▸ Problem statement:
Exactly as given, repeat all of the entries.

▸ Records to process:

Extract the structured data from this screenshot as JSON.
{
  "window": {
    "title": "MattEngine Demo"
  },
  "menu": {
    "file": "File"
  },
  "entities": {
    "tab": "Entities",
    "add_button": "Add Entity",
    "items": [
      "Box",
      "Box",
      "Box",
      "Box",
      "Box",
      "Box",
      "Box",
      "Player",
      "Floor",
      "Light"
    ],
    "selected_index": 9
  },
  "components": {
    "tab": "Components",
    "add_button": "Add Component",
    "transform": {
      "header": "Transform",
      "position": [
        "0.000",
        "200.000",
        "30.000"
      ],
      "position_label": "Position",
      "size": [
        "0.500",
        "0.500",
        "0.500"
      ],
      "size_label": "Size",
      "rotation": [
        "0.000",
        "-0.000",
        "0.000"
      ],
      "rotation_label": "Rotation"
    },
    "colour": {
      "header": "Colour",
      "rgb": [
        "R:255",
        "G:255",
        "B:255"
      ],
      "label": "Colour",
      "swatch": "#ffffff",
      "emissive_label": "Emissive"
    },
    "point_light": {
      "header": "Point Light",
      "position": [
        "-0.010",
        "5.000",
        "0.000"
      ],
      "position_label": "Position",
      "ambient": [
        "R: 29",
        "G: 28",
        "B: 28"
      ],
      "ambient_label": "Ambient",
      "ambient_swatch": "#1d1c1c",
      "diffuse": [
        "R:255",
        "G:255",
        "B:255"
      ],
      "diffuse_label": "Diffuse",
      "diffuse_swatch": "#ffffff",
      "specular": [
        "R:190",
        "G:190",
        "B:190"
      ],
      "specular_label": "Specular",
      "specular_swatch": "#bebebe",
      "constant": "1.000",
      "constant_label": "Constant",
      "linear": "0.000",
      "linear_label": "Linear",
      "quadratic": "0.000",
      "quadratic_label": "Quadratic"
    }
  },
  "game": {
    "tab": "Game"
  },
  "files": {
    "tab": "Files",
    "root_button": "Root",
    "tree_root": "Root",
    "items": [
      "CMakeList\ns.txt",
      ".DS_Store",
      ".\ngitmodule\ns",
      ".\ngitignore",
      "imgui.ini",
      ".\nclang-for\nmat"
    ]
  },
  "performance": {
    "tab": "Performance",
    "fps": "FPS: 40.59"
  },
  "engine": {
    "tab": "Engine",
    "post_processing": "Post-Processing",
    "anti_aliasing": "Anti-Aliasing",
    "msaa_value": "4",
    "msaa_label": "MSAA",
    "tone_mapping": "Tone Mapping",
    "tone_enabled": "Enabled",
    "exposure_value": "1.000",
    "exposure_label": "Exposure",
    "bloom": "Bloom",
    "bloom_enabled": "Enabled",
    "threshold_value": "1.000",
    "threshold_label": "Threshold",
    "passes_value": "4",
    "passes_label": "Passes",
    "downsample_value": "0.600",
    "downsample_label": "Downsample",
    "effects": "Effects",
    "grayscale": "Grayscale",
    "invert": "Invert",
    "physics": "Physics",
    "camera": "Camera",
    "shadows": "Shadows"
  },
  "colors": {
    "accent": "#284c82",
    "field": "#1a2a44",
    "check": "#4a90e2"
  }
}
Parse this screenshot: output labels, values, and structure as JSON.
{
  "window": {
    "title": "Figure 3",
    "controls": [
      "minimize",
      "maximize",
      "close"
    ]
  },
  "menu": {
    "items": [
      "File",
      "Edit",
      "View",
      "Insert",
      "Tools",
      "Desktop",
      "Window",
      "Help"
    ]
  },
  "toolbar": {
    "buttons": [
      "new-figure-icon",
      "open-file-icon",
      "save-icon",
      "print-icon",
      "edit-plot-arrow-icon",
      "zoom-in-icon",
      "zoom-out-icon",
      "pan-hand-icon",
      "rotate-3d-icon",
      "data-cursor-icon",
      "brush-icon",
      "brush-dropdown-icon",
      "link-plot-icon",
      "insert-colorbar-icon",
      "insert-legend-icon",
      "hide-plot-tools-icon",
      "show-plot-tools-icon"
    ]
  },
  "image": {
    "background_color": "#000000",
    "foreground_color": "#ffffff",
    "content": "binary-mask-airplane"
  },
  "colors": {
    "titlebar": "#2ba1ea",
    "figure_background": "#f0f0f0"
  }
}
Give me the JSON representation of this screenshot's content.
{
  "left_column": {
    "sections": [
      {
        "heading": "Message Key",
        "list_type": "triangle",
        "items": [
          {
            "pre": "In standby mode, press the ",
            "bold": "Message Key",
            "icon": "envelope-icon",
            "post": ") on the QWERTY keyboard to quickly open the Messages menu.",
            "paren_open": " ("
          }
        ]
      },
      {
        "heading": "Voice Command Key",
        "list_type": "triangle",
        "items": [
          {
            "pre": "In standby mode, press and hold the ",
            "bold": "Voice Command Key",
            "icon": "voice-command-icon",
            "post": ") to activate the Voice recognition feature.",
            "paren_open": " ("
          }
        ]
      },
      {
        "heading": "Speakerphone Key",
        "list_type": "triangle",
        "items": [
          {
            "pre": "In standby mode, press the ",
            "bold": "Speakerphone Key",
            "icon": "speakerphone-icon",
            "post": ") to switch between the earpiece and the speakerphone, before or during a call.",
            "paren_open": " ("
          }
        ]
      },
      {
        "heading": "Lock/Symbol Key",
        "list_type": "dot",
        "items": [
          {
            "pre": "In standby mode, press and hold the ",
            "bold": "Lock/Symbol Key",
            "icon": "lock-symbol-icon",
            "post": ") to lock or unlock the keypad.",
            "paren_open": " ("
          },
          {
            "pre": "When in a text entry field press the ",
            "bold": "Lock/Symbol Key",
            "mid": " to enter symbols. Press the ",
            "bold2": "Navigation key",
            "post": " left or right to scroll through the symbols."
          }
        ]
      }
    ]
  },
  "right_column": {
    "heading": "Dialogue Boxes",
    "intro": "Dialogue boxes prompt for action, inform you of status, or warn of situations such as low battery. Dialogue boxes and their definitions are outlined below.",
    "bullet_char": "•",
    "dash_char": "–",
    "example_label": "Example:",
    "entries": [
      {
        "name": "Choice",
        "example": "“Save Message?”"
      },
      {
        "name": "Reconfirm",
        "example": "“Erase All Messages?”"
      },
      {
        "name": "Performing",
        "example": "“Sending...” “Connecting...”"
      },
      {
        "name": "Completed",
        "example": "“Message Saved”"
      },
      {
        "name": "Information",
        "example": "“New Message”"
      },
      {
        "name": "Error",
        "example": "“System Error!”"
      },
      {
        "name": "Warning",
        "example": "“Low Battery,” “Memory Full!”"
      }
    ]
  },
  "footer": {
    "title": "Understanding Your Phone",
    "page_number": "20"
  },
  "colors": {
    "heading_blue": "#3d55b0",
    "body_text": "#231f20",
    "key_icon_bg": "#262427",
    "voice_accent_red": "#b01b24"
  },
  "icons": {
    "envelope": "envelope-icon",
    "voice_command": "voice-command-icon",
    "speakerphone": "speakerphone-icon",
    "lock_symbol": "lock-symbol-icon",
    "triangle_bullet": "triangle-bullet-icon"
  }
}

▸ Exercise result:
Extract the structured data from this screenshot as JSON.
{
  "window": {
    "title": "MattEngine Demo"
  },
  "menu": {
    "file": "File"
  },
  "entities": {
    "tab": "Entities",
    "add_button": "Add Entity",
    "items": [
      "Box",
      "Box",
      "Box",
      "Box",
      "Box",
      "Box",
      "Box",
      "Player",
      "Floor",
      "Light"
    ],
    "selected_index": 9
  },
  "components": {
    "tab": "Components",
    "add_button": "Add Component",
    "transform": {
      "header": "Transform",
      "position": [
        "0.000",
        "200.000",
        "30.000"
      ],
      "position_label": "Position",
      "size": [
        "0.500",
        "0.500",
        "0.500"
      ],
      "size_label": "Size",
      "rotation": [
        "0.000",
        "-0.000",
        "0.000"
      ],
      "rotation_label": "Rotation"
    },
    "colour": {
      "header": "Colour",
      "rgb": [
        "R:255",
        "G:255",
        "B:255"
      ],
      "label": "Colour",
      "swatch": "#ffffff",
      "emissive_label": "Emissive"
    },
    "point_light": {
      "header": "Point Light",
      "position": [
        "-0.010",
        "5.000",
        "0.000"
      ],
      "position_label": "Position",
      "ambient": [
        "R: 29",
        "G: 28",
        "B: 28"
      ],
      "ambient_label": "Ambient",
      "ambient_swatch": "#1d1c1c",
      "diffuse": [
        "R:255",
        "G:255",
        "B:255"
      ],
      "diffuse_label": "Diffuse",
      "diffuse_swatch": "#ffffff",
      "specular": [
        "R:190",
        "G:190",
        "B:190"
      ],
      "specular_label": "Specular",
      "specular_swatch": "#bebebe",
      "constant": "1.000",
      "constant_label": "Constant",
      "linear": "0.000",
      "linear_label": "Linear",
      "quadratic": "0.000",
      "quadratic_label": "Quadratic"
    }
  },
  "game": {
    "tab": "Game"
  },
  "files": {
    "tab": "Files",
    "root_button": "Root",
    "tree_root": "Root",
    "items": [
      "CMakeList\ns.txt",
      ".DS_Store",
      ".\ngitmodule\ns",
      ".\ngitignore",
      "imgui.ini",
      ".\nclang-for\nmat"
    ]
  },
  "performance": {
    "tab": "Performance",
    "fps": "FPS: 40.59"
  },
  "engine": {
    "tab": "Engine",
    "post_processing": "Post-Processing",
    "anti_aliasing": "Anti-Aliasing",
    "msaa_value": "4",
    "msaa_label": "MSAA",
    "tone_mapping": "Tone Mapping",
    "tone_enabled": "Enabled",
    "exposure_value": "1.000",
    "exposure_label": "Exposure",
    "bloom": "Bloom",
    "bloom_enabled": "Enabled",
    "threshold_value": "1.000",
    "threshold_label": "Threshold",
    "passes_value": "4",
    "passes_label": "Passes",
    "downsample_value": "0.600",
    "downsample_label": "Downsample",
    "effects": "Effects",
    "grayscale": "Grayscale",
    "invert": "Invert",
    "physics": "Physics",
    "camera": "Camera",
    "shadows": "Shadows"
  },
  "colors": {
    "accent": "#284c82",
    "field": "#1a2a44",
    "check": "#4a90e2"
  }
}
Parse this screenshot: output labels, values, and structure as JSON.
{
  "window": {
    "title": "Figure 3",
    "controls": [
      "minimize",
      "maximize",
      "close"
    ]
  },
  "menu": {
    "items": [
      "File",
      "Edit",
      "View",
      "Insert",
      "Tools",
      "Desktop",
      "Window",
      "Help"
    ]
  },
  "toolbar": {
    "buttons": [
      "new-figure-icon",
      "open-file-icon",
      "save-icon",
      "print-icon",
      "edit-plot-arrow-icon",
      "zoom-in-icon",
      "zoom-out-icon",
      "pan-hand-icon",
      "rotate-3d-icon",
      "data-cursor-icon",
      "brush-icon",
      "brush-dropdown-icon",
      "link-plot-icon",
      "insert-colorbar-icon",
      "insert-legend-icon",
      "hide-plot-tools-icon",
      "show-plot-tools-icon"
    ]
  },
  "image": {
    "background_color": "#000000",
    "foreground_color": "#ffffff",
    "content": "binary-mask-airplane"
  },
  "colors": {
    "titlebar": "#2ba1ea",
    "figure_background": "#f0f0f0"
  }
}
Give me the JSON representation of this screenshot's content.
{
  "left_column": {
    "sections": [
      {
        "heading": "Message Key",
        "list_type": "triangle",
        "items": [
          {
            "pre": "In standby mode, press the ",
            "bold": "Message Key",
            "icon": "envelope-icon",
            "post": ") on the QWERTY keyboard to quickly open the Messages menu.",
            "paren_open": " ("
          }
        ]
      },
      {
        "heading": "Voice Command Key",
        "list_type": "triangle",
        "items": [
          {
            "pre": "In standby mode, press and hold the ",
            "bold": "Voice Command Key",
            "icon": "voice-command-icon",
            "post": ") to activate the Voice recognition feature.",
            "paren_open": " ("
          }
        ]
      },
      {
        "heading": "Speakerphone Key",
        "list_type": "triangle",
        "items": [
          {
            "pre": "In standby mode, press the ",
            "bold": "Speakerphone Key",
            "icon": "speakerphone-icon",
            "post": ") to switch between the earpiece and the speakerphone, before or during a call.",
            "paren_open": " ("
          }
        ]
      },
      {
        "heading": "Lock/Symbol Key",
        "list_type": "dot",
        "items": [
          {
            "pre": "In standby mode, press and hold the ",
            "bold": "Lock/Symbol Key",
            "icon": "lock-symbol-icon",
            "post": ") to lock or unlock the keypad.",
            "paren_open": " ("
          },
          {
            "pre": "When in a text entry field press the ",
            "bold": "Lock/Symbol Key",
            "mid": " to enter symbols. Press the ",
            "bold2": "Navigation key",
            "post": " left or right to scroll through the symbols."
          }
        ]
      }
    ]
  },
  "right_column": {
    "heading": "Dialogue Boxes",
    "intro": "Dialogue boxes prompt for action, inform you of status, or warn of situations such as low battery. Dialogue boxes and their definitions are outlined below.",
    "bullet_char": "•",
    "dash_char": "–",
    "example_label": "Example:",
    "entries": [
      {
        "name": "Choice",
        "example": "“Save Message?”"
      },
      {
        "name": "Reconfirm",
        "example": "“Erase All Messages?”"
      },
      {
        "name": "Performing",
        "example": "“Sending...” “Connecting...”"
      },
      {
        "name": "Completed",
        "example": "“Message Saved”"
      },
      {
        "name": "Information",
        "example": "“New Message”"
      },
      {
        "name": "Error",
        "example": "“System Error!”"
      },
      {
        "name": "Warning",
        "example": "“Low Battery,” “Memory Full!”"
      }
    ]
  },
  "footer": {
    "title": "Understanding Your Phone",
    "page_number": "20"
  },
  "colors": {
    "heading_blue": "#3d55b0",
    "body_text": "#231f20",
    "key_icon_bg": "#262427",
    "voice_accent_red": "#b01b24"
  },
  "icons": {
    "envelope": "envelope-icon",
    "voice_command": "voice-command-icon",
    "speakerphone": "speakerphone-icon",
    "lock_symbol": "lock-symbol-icon",
    "triangle_bullet": "triangle-bullet-icon"
  }
}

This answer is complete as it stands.